**Job:** List all lines of the data containing the word "stem".

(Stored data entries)
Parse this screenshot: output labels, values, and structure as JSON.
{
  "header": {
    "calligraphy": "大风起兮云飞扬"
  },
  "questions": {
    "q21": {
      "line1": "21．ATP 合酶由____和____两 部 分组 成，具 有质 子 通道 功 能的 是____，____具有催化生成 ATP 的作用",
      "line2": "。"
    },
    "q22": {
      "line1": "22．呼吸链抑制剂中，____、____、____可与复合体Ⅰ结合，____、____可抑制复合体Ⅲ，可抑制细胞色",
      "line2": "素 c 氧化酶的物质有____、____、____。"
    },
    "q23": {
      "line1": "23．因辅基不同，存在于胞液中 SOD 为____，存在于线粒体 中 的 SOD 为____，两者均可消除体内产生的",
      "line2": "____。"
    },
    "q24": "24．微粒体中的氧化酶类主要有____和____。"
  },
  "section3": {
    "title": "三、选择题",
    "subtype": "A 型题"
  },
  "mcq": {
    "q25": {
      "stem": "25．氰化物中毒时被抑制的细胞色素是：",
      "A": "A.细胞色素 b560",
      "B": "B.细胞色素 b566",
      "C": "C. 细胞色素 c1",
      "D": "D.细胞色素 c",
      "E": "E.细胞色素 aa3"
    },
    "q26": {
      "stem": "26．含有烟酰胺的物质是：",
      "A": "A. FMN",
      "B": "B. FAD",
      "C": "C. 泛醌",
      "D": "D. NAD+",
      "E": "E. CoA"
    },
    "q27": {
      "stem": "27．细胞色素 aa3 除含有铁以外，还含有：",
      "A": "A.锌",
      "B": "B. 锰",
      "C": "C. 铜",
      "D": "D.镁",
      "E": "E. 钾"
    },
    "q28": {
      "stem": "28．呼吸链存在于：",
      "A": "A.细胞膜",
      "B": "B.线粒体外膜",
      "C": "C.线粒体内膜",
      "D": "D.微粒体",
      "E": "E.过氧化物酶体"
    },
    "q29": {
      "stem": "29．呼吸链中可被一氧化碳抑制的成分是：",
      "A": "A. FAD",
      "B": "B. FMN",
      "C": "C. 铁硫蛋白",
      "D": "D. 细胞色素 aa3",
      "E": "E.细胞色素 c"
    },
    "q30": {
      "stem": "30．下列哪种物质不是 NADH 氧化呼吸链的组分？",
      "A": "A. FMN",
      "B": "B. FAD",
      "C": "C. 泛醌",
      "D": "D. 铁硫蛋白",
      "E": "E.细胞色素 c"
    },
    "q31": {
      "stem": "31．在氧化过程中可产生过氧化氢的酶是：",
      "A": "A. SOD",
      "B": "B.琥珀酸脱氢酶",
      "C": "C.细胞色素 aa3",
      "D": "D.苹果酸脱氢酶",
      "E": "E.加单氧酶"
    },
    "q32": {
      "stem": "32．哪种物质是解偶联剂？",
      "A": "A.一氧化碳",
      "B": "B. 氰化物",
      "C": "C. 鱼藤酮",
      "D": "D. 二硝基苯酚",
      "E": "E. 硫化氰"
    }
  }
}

**Task output:**
      "stem": "25．氰化物中毒时被抑制的细胞色素是：",
      "stem": "26．含有烟酰胺的物质是：",
      "stem": "27．细胞色素 aa3 除含有铁以外，还含有：",
      "stem": "28．呼吸链存在于：",
      "stem": "29．呼吸链中可被一氧化碳抑制的成分是：",
      "stem": "30．下列哪种物质不是 NADH 氧化呼吸链的组分？",
      "stem": "31．在氧化过程中可产生过氧化氢的酶是：",
      "stem": "32．哪种物质是解偶联剂？",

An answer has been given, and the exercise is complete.